▶ Your instructions: Take every line where the string "ABCD" appears and copy it.

▶ Saved data entries:
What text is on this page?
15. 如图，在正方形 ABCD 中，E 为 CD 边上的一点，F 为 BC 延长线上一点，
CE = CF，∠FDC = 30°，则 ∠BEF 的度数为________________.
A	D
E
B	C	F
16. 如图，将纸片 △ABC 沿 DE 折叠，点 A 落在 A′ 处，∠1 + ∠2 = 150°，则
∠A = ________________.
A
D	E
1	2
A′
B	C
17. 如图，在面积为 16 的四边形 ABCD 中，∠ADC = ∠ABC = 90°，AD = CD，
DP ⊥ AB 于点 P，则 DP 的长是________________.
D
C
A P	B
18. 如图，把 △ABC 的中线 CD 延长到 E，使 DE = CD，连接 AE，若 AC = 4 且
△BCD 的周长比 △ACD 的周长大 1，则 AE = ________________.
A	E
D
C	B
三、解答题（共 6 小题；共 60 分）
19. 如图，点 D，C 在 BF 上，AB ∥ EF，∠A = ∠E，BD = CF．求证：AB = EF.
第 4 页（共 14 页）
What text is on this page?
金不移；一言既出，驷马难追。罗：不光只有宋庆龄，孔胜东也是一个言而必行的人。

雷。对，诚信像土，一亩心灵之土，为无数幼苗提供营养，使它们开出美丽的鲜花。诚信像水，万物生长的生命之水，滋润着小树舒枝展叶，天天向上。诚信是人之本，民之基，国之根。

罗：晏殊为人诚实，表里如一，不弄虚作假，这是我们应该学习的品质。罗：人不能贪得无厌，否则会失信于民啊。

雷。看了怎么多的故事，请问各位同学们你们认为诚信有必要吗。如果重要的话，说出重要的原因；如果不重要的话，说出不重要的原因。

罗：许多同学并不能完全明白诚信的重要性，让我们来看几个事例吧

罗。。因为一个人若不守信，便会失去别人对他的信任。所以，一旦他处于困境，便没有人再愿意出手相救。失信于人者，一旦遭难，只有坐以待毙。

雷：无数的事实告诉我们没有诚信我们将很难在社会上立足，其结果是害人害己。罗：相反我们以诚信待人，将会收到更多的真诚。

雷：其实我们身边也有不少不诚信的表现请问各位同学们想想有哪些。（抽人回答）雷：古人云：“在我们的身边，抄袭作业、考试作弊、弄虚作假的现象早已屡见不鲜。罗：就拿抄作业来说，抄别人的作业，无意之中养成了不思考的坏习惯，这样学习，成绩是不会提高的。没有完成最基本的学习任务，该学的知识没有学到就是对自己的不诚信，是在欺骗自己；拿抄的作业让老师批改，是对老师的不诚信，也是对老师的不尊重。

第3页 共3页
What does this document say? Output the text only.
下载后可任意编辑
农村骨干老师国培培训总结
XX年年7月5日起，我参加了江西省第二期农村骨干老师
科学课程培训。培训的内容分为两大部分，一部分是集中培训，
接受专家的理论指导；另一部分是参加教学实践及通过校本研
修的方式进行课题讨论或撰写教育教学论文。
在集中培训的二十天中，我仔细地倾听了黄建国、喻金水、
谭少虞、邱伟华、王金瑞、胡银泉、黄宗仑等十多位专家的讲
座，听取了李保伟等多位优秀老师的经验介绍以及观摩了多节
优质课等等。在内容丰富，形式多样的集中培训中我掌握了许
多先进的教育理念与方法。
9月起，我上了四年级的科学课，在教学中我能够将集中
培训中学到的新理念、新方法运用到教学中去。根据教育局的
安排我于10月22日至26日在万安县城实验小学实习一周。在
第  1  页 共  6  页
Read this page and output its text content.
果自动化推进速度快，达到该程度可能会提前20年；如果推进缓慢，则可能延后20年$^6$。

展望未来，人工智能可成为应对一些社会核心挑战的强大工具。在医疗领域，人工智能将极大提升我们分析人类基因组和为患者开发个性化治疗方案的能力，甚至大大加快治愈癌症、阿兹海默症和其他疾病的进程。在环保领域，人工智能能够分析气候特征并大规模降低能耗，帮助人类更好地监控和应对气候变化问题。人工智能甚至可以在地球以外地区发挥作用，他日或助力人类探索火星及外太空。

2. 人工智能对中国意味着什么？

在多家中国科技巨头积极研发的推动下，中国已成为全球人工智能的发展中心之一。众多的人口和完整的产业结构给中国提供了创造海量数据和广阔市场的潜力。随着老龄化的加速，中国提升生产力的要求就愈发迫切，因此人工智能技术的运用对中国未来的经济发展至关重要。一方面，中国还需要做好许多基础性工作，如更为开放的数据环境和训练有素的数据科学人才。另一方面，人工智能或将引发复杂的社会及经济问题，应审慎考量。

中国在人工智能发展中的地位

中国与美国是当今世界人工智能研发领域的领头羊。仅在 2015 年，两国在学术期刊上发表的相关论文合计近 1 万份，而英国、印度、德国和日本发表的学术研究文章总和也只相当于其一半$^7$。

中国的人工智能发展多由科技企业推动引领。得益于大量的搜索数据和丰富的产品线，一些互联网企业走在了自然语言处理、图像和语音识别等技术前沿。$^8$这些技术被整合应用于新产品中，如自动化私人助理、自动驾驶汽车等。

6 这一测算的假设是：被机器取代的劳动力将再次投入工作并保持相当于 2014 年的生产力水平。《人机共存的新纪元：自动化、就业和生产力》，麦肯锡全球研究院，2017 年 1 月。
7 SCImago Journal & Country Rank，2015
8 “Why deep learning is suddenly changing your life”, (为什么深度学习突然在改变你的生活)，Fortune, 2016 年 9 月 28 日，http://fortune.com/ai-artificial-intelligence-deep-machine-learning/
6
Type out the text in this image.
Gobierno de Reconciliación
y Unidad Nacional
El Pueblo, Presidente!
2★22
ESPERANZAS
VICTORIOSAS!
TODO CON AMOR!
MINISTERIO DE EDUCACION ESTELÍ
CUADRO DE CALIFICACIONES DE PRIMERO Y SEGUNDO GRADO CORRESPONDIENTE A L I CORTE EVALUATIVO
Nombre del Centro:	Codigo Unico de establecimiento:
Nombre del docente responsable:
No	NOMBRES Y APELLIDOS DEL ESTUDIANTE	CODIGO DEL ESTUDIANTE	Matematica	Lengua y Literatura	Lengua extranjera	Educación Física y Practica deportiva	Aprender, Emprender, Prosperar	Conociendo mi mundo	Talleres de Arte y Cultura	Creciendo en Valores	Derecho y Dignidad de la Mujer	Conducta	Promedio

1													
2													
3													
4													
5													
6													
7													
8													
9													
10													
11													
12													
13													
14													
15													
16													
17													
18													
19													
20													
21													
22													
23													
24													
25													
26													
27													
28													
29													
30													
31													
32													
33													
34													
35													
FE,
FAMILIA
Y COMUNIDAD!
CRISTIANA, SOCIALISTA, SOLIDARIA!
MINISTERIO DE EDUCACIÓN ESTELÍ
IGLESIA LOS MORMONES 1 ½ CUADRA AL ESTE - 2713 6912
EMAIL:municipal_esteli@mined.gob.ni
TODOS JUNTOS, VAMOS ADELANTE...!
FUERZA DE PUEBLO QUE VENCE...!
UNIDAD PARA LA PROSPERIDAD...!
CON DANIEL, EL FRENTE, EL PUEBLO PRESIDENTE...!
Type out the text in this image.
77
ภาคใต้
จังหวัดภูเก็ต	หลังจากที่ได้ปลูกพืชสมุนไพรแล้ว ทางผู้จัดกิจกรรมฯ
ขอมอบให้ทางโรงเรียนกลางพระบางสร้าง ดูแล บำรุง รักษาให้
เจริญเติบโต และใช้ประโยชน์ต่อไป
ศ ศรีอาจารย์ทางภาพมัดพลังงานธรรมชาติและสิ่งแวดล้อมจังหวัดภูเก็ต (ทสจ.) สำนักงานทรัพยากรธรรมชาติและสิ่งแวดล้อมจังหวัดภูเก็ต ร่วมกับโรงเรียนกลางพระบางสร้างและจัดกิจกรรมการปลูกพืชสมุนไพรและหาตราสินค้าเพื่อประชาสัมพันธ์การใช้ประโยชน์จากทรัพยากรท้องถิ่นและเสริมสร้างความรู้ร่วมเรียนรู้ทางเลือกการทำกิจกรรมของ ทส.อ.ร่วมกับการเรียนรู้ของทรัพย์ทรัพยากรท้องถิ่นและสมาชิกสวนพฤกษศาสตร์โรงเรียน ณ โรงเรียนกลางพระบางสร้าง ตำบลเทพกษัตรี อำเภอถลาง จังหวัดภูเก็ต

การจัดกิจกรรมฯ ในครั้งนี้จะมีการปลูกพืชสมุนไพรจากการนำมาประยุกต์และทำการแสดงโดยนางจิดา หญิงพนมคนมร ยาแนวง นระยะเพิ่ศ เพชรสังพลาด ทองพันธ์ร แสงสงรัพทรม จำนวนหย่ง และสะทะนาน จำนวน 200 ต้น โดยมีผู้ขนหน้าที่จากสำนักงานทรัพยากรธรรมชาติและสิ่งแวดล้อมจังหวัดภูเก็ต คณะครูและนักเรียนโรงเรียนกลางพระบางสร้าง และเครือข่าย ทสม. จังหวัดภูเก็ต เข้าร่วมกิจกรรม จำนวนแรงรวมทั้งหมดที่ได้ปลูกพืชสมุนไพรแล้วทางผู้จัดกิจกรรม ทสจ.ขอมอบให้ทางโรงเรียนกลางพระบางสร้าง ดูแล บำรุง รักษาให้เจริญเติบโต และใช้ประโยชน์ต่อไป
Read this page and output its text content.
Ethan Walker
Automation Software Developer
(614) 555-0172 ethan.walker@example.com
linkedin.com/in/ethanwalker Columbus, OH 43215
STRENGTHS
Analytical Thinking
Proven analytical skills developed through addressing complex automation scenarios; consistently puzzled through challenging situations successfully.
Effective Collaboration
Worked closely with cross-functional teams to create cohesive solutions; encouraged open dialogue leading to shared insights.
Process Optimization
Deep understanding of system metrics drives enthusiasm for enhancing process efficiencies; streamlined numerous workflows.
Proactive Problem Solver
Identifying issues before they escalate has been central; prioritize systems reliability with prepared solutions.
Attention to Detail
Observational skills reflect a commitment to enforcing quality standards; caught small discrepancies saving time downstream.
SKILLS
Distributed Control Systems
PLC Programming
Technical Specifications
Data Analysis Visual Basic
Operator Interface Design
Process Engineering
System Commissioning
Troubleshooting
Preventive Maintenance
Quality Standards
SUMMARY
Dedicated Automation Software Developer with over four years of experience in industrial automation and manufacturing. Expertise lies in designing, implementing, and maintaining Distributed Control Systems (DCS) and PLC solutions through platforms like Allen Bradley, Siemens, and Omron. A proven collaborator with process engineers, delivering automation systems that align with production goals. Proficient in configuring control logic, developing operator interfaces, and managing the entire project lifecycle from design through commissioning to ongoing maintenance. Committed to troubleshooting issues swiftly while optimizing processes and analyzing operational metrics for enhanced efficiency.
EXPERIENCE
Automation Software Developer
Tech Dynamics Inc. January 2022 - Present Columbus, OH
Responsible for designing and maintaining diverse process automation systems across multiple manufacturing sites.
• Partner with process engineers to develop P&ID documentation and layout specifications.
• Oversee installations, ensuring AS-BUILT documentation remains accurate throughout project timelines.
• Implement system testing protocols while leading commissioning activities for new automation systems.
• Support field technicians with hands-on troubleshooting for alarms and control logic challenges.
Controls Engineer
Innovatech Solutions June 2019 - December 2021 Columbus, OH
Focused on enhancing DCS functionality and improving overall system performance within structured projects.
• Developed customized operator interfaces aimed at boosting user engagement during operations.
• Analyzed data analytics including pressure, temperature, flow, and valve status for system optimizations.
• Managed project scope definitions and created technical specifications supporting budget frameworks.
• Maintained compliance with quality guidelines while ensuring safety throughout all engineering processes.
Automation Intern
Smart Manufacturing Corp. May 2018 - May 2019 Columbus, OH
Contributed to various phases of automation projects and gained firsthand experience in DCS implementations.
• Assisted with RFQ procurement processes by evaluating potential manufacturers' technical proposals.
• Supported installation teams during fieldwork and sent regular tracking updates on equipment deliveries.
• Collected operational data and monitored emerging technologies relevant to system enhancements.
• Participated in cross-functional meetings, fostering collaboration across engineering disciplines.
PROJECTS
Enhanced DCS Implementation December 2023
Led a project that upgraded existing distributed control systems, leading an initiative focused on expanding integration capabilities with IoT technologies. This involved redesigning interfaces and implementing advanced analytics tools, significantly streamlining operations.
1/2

▶ Task response:
15. 如图，在正方形 ABCD 中，E 为 CD 边上的一点，F 为 BC 延长线上一点，
17. 如图，在面积为 16 的四边形 ABCD 中，∠ADC = ∠ABC = 90°，AD = CD，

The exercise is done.